**Exercise details**
Search the records below for the word "tolerance". Pull out each line that has it.

**Data shown**
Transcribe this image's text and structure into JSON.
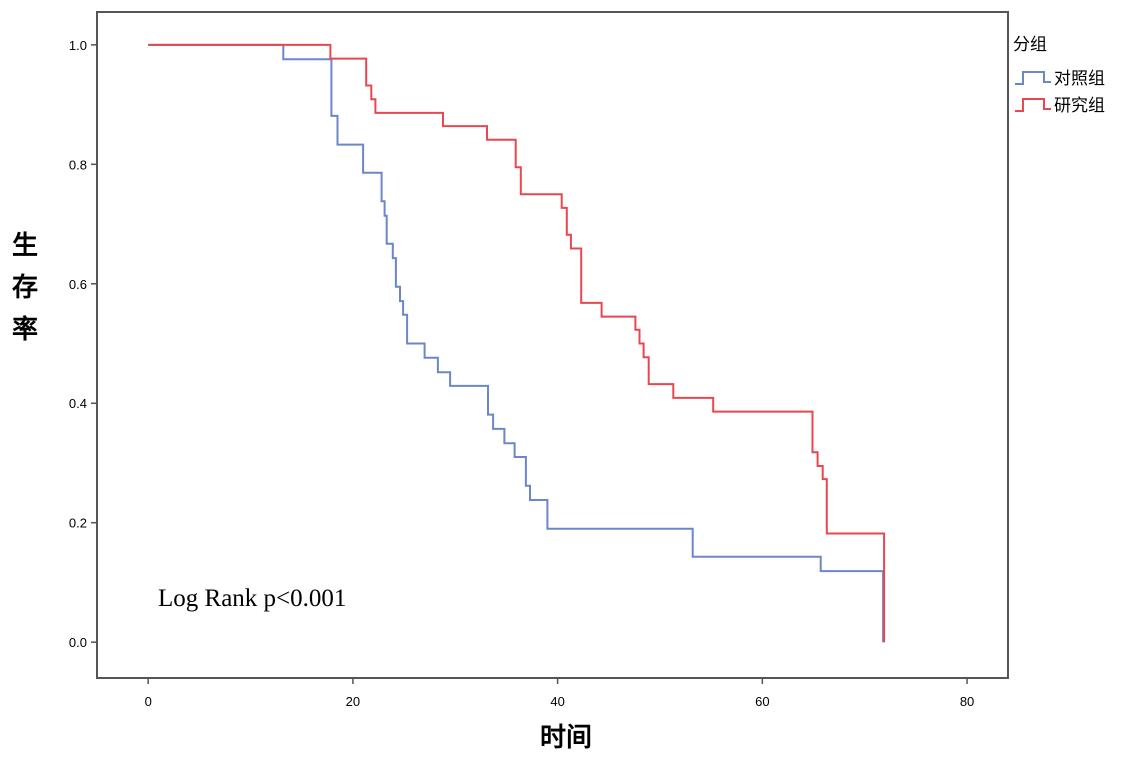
{
  "chart_data": {
    "type": "line",
    "subtype": "kaplan-meier step",
    "title": "",
    "xlabel": "时间",
    "ylabel": "生存率",
    "xlim": [
      -5,
      84
    ],
    "ylim": [
      -0.06,
      1.055
    ],
    "xticks": [
      0,
      20,
      40,
      60,
      80
    ],
    "yticks": [
      0.0,
      0.2,
      0.4,
      0.6,
      0.8,
      1.0
    ],
    "ytick_labels": [
      "0.0",
      "0.2",
      "0.4",
      "0.6",
      "0.8",
      "1.0"
    ],
    "grid": false,
    "legend": {
      "title": "分组",
      "position": "right-outside-top"
    },
    "annotation": "Log Rank p<0.001",
    "series": [
      {
        "name": "对照组",
        "color": "#6b86c9",
        "points": [
          [
            0,
            1.0
          ],
          [
            13.2,
            1.0
          ],
          [
            13.2,
            0.976
          ],
          [
            17.9,
            0.976
          ],
          [
            17.9,
            0.881
          ],
          [
            18.5,
            0.881
          ],
          [
            18.5,
            0.833
          ],
          [
            21.0,
            0.833
          ],
          [
            21.0,
            0.786
          ],
          [
            22.8,
            0.786
          ],
          [
            22.8,
            0.738
          ],
          [
            23.1,
            0.738
          ],
          [
            23.1,
            0.714
          ],
          [
            23.3,
            0.714
          ],
          [
            23.3,
            0.667
          ],
          [
            23.9,
            0.667
          ],
          [
            23.9,
            0.643
          ],
          [
            24.2,
            0.643
          ],
          [
            24.2,
            0.595
          ],
          [
            24.6,
            0.595
          ],
          [
            24.6,
            0.571
          ],
          [
            24.9,
            0.571
          ],
          [
            24.9,
            0.548
          ],
          [
            25.3,
            0.548
          ],
          [
            25.3,
            0.5
          ],
          [
            27.0,
            0.5
          ],
          [
            27.0,
            0.476
          ],
          [
            28.3,
            0.476
          ],
          [
            28.3,
            0.452
          ],
          [
            29.5,
            0.452
          ],
          [
            29.5,
            0.429
          ],
          [
            33.2,
            0.429
          ],
          [
            33.2,
            0.381
          ],
          [
            33.7,
            0.381
          ],
          [
            33.7,
            0.357
          ],
          [
            34.8,
            0.357
          ],
          [
            34.8,
            0.333
          ],
          [
            35.8,
            0.333
          ],
          [
            35.8,
            0.31
          ],
          [
            36.9,
            0.31
          ],
          [
            36.9,
            0.262
          ],
          [
            37.3,
            0.262
          ],
          [
            37.3,
            0.238
          ],
          [
            39.0,
            0.238
          ],
          [
            39.0,
            0.19
          ],
          [
            53.2,
            0.19
          ],
          [
            53.2,
            0.143
          ],
          [
            65.7,
            0.143
          ],
          [
            65.7,
            0.119
          ],
          [
            71.8,
            0.119
          ],
          [
            71.8,
            0.0
          ]
        ]
      },
      {
        "name": "研究组",
        "color": "#e8474f",
        "points": [
          [
            0,
            1.0
          ],
          [
            17.8,
            1.0
          ],
          [
            17.8,
            0.977
          ],
          [
            21.3,
            0.977
          ],
          [
            21.3,
            0.932
          ],
          [
            21.8,
            0.932
          ],
          [
            21.8,
            0.909
          ],
          [
            22.2,
            0.909
          ],
          [
            22.2,
            0.886
          ],
          [
            28.8,
            0.886
          ],
          [
            28.8,
            0.864
          ],
          [
            33.1,
            0.864
          ],
          [
            33.1,
            0.841
          ],
          [
            35.9,
            0.841
          ],
          [
            35.9,
            0.795
          ],
          [
            36.4,
            0.795
          ],
          [
            36.4,
            0.75
          ],
          [
            40.4,
            0.75
          ],
          [
            40.4,
            0.727
          ],
          [
            40.9,
            0.727
          ],
          [
            40.9,
            0.682
          ],
          [
            41.3,
            0.682
          ],
          [
            41.3,
            0.659
          ],
          [
            42.3,
            0.659
          ],
          [
            42.3,
            0.568
          ],
          [
            44.3,
            0.568
          ],
          [
            44.3,
            0.545
          ],
          [
            47.6,
            0.545
          ],
          [
            47.6,
            0.523
          ],
          [
            48.0,
            0.523
          ],
          [
            48.0,
            0.5
          ],
          [
            48.4,
            0.5
          ],
          [
            48.4,
            0.477
          ],
          [
            48.9,
            0.477
          ],
          [
            48.9,
            0.432
          ],
          [
            51.3,
            0.432
          ],
          [
            51.3,
            0.409
          ],
          [
            55.2,
            0.409
          ],
          [
            55.2,
            0.386
          ],
          [
            64.9,
            0.386
          ],
          [
            64.9,
            0.318
          ],
          [
            65.4,
            0.318
          ],
          [
            65.4,
            0.295
          ],
          [
            65.9,
            0.295
          ],
          [
            65.9,
            0.273
          ],
          [
            66.3,
            0.273
          ],
          [
            66.3,
            0.182
          ],
          [
            71.9,
            0.182
          ],
          [
            71.9,
            0.0
          ]
        ]
      }
    ]
  }
}
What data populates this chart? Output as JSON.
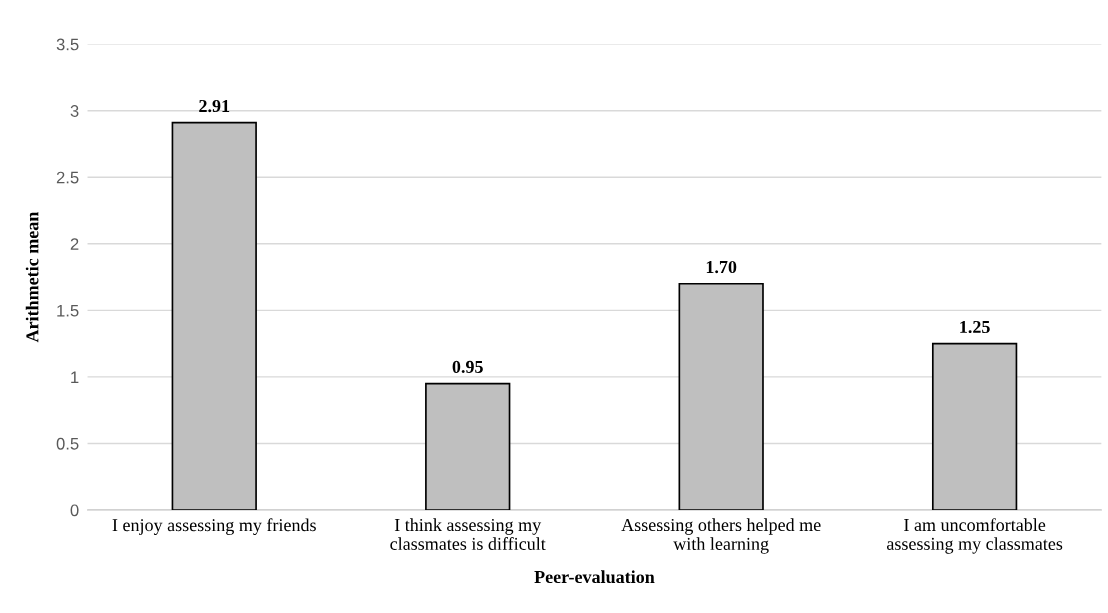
{
  "chart_data": {
    "type": "bar",
    "xlabel": "Peer-evaluation",
    "ylabel": "Arithmetic mean",
    "categories": [
      "I enjoy assessing my friends",
      "I think assessing my\nclassmates is difficult",
      "Assessing others helped me\nwith learning",
      "I am uncomfortable\nassessing my classmates"
    ],
    "values": [
      2.91,
      0.95,
      1.7,
      1.25
    ],
    "value_labels": [
      "2.91",
      "0.95",
      "1.70",
      "1.25"
    ],
    "color": "#bfbfbf",
    "ylim": [
      0,
      3.5
    ],
    "yticks": [
      0,
      0.5,
      1,
      1.5,
      2,
      2.5,
      3,
      3.5
    ],
    "grid": "y"
  }
}
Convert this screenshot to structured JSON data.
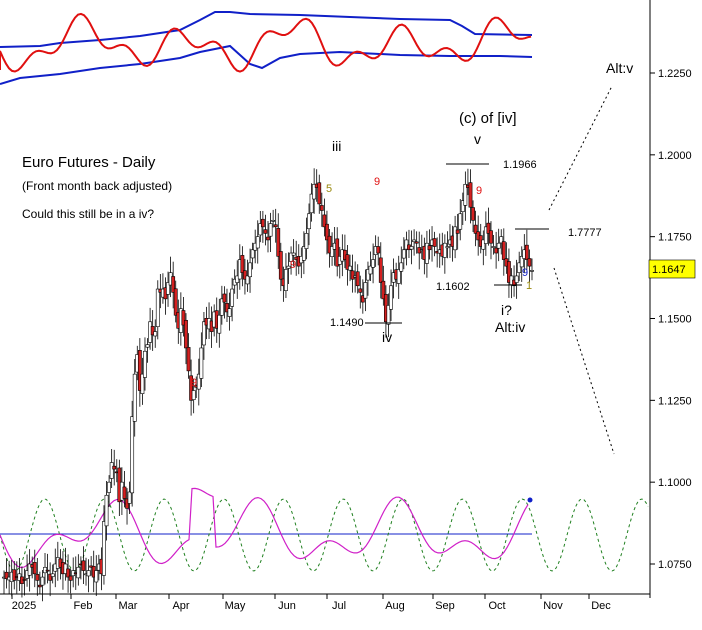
{
  "chart_data": {
    "type": "candlestick",
    "title": "Euro Futures - Daily",
    "subtitle": "(Front month back adjusted)",
    "question": "Could this still be in a iv?",
    "y_ticks": [
      "1.2250",
      "1.2000",
      "1.1750",
      "1.1500",
      "1.1250",
      "1.1000",
      "1.0750"
    ],
    "ylim": [
      1.0695,
      1.2545
    ],
    "x_ticks": [
      "2025",
      "Feb",
      "Mar",
      "Apr",
      "May",
      "Jun",
      "Jul",
      "Aug",
      "Sep",
      "Oct",
      "Nov",
      "Dec"
    ],
    "last_price": "1.1647",
    "ohlc_close": [
      1.071,
      1.0705,
      1.071,
      1.0725,
      1.07,
      1.071,
      1.072,
      1.069,
      1.07,
      1.073,
      1.075,
      1.074,
      1.072,
      1.07,
      1.068,
      1.071,
      1.074,
      1.073,
      1.07,
      1.072,
      1.075,
      1.077,
      1.074,
      1.072,
      1.075,
      1.071,
      1.07,
      1.073,
      1.072,
      1.074,
      1.075,
      1.073,
      1.072,
      1.073,
      1.074,
      1.071,
      1.073,
      1.075,
      1.072,
      1.088,
      1.096,
      1.1,
      1.106,
      1.104,
      1.103,
      1.094,
      1.1,
      1.095,
      1.092,
      1.097,
      1.12,
      1.133,
      1.139,
      1.128,
      1.133,
      1.14,
      1.142,
      1.149,
      1.145,
      1.146,
      1.159,
      1.158,
      1.159,
      1.156,
      1.161,
      1.164,
      1.158,
      1.151,
      1.147,
      1.153,
      1.148,
      1.141,
      1.134,
      1.125,
      1.128,
      1.129,
      1.133,
      1.141,
      1.149,
      1.148,
      1.15,
      1.146,
      1.152,
      1.147,
      1.151,
      1.156,
      1.155,
      1.152,
      1.153,
      1.159,
      1.162,
      1.163,
      1.168,
      1.164,
      1.162,
      1.163,
      1.167,
      1.171,
      1.173,
      1.175,
      1.179,
      1.178,
      1.176,
      1.174,
      1.179,
      1.18,
      1.178,
      1.169,
      1.162,
      1.16,
      1.165,
      1.166,
      1.17,
      1.17,
      1.168,
      1.166,
      1.169,
      1.172,
      1.176,
      1.182,
      1.188,
      1.191,
      1.19,
      1.185,
      1.183,
      1.178,
      1.174,
      1.17,
      1.172,
      1.173,
      1.166,
      1.169,
      1.171,
      1.168,
      1.165,
      1.166,
      1.162,
      1.163,
      1.16,
      1.158,
      1.155,
      1.161,
      1.165,
      1.166,
      1.168,
      1.172,
      1.17,
      1.161,
      1.156,
      1.149,
      1.154,
      1.16,
      1.164,
      1.162,
      1.165,
      1.167,
      1.171,
      1.174,
      1.171,
      1.172,
      1.174,
      1.173,
      1.17,
      1.171,
      1.168,
      1.173,
      1.171,
      1.174,
      1.172,
      1.17,
      1.171,
      1.169,
      1.173,
      1.172,
      1.174,
      1.172,
      1.178,
      1.176,
      1.182,
      1.186,
      1.191,
      1.19,
      1.184,
      1.18,
      1.176,
      1.174,
      1.172,
      1.174,
      1.178,
      1.176,
      1.173,
      1.172,
      1.17,
      1.173,
      1.175,
      1.168,
      1.166,
      1.161,
      1.163,
      1.16,
      1.163,
      1.167,
      1.169,
      1.171,
      1.168,
      1.166,
      1.1647
    ],
    "annotations": [
      {
        "text": "iii"
      },
      {
        "text": "iv"
      },
      {
        "text": "(c) of [iv]"
      },
      {
        "text": "v"
      },
      {
        "text": "1.1966"
      },
      {
        "text": "1.1490"
      },
      {
        "text": "1.1602"
      },
      {
        "text": "i?"
      },
      {
        "text": "Alt:iv"
      },
      {
        "text": "Alt:v"
      },
      {
        "text": "1.7777"
      }
    ],
    "count_labels_red": [
      "9",
      "9",
      "9",
      "9"
    ],
    "count_labels_olive": [
      "5",
      "1"
    ],
    "count_labels_blue": [
      "9"
    ],
    "colors": {
      "up_candle": "#ffffff",
      "down_candle": "#d42020",
      "red_oscillator": "#e01010",
      "blue_band": "#1020c8",
      "magenta": "#d020c8",
      "green_cycle": "#208020",
      "price_marker": "#ffff00"
    }
  }
}
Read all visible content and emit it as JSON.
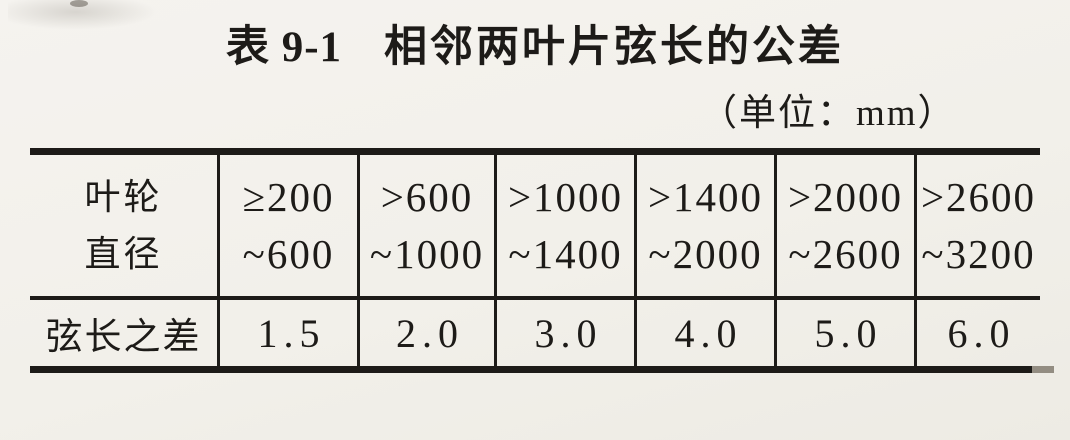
{
  "page": {
    "background": "#f2f0ea",
    "ink": "#1d1b18"
  },
  "title": {
    "table_number": "表 9-1",
    "text": "相邻两叶片弦长的公差"
  },
  "unit_note": "（单位：mm）",
  "table": {
    "row_headers": {
      "diameter_line1": "叶轮",
      "diameter_line2": "直径",
      "tolerance": "弦长之差"
    },
    "columns": [
      {
        "range_line1": "≥200",
        "range_line2": "~600",
        "tolerance": "1.5"
      },
      {
        "range_line1": ">600",
        "range_line2": "~1000",
        "tolerance": "2.0"
      },
      {
        "range_line1": ">1000",
        "range_line2": "~1400",
        "tolerance": "3.0"
      },
      {
        "range_line1": ">1400",
        "range_line2": "~2000",
        "tolerance": "4.0"
      },
      {
        "range_line1": ">2000",
        "range_line2": "~2600",
        "tolerance": "5.0"
      },
      {
        "range_line1": ">2600",
        "range_line2": "~3200",
        "tolerance": "6.0"
      }
    ]
  }
}
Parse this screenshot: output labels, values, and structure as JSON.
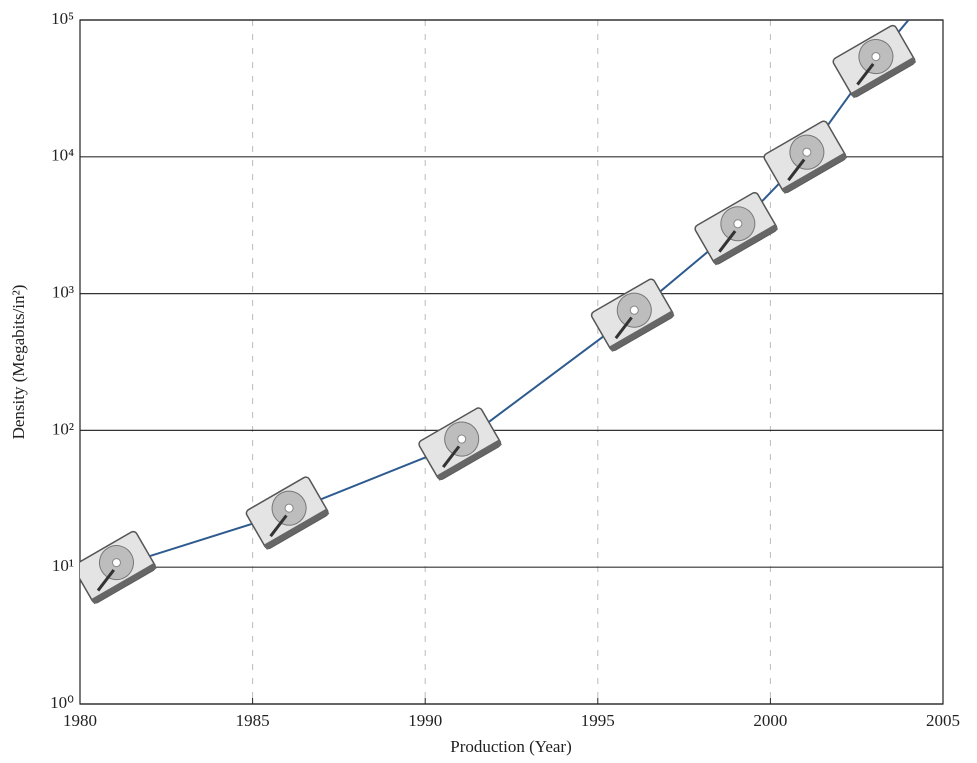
{
  "chart_data": {
    "type": "line",
    "xlabel": "Production (Year)",
    "ylabel": "Density (Megabits/in²)",
    "yscale": "log",
    "grid": true,
    "xlim": [
      1980,
      2005
    ],
    "xticks": [
      1980,
      1985,
      1990,
      1995,
      2000,
      2005
    ],
    "ylim": [
      1,
      100000
    ],
    "yticks": [
      {
        "value": 1,
        "label": "10⁰"
      },
      {
        "value": 10,
        "label": "10¹"
      },
      {
        "value": 100,
        "label": "10²"
      },
      {
        "value": 1000,
        "label": "10³"
      },
      {
        "value": 10000,
        "label": "10⁴"
      },
      {
        "value": 100000,
        "label": "10⁵"
      }
    ],
    "series": [
      {
        "color": "#2e5b8f",
        "x": [
          1981,
          1986,
          1991,
          1996,
          1999,
          2001,
          2003,
          2004
        ],
        "values": [
          10,
          25,
          80,
          700,
          3000,
          10000,
          50000,
          100000
        ]
      }
    ],
    "markers": {
      "x": [
        1981,
        1986,
        1991,
        1996,
        1999,
        2001,
        2003
      ],
      "values": [
        10,
        25,
        80,
        700,
        3000,
        10000,
        50000
      ]
    }
  }
}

**Output below**
      "tolerance": "弦长之差"
        "tolerance": "1.5"
        "tolerance": "2.0"
        "tolerance": "3.0"
        "tolerance": "4.0"
        "tolerance": "5.0"
        "tolerance": "6.0"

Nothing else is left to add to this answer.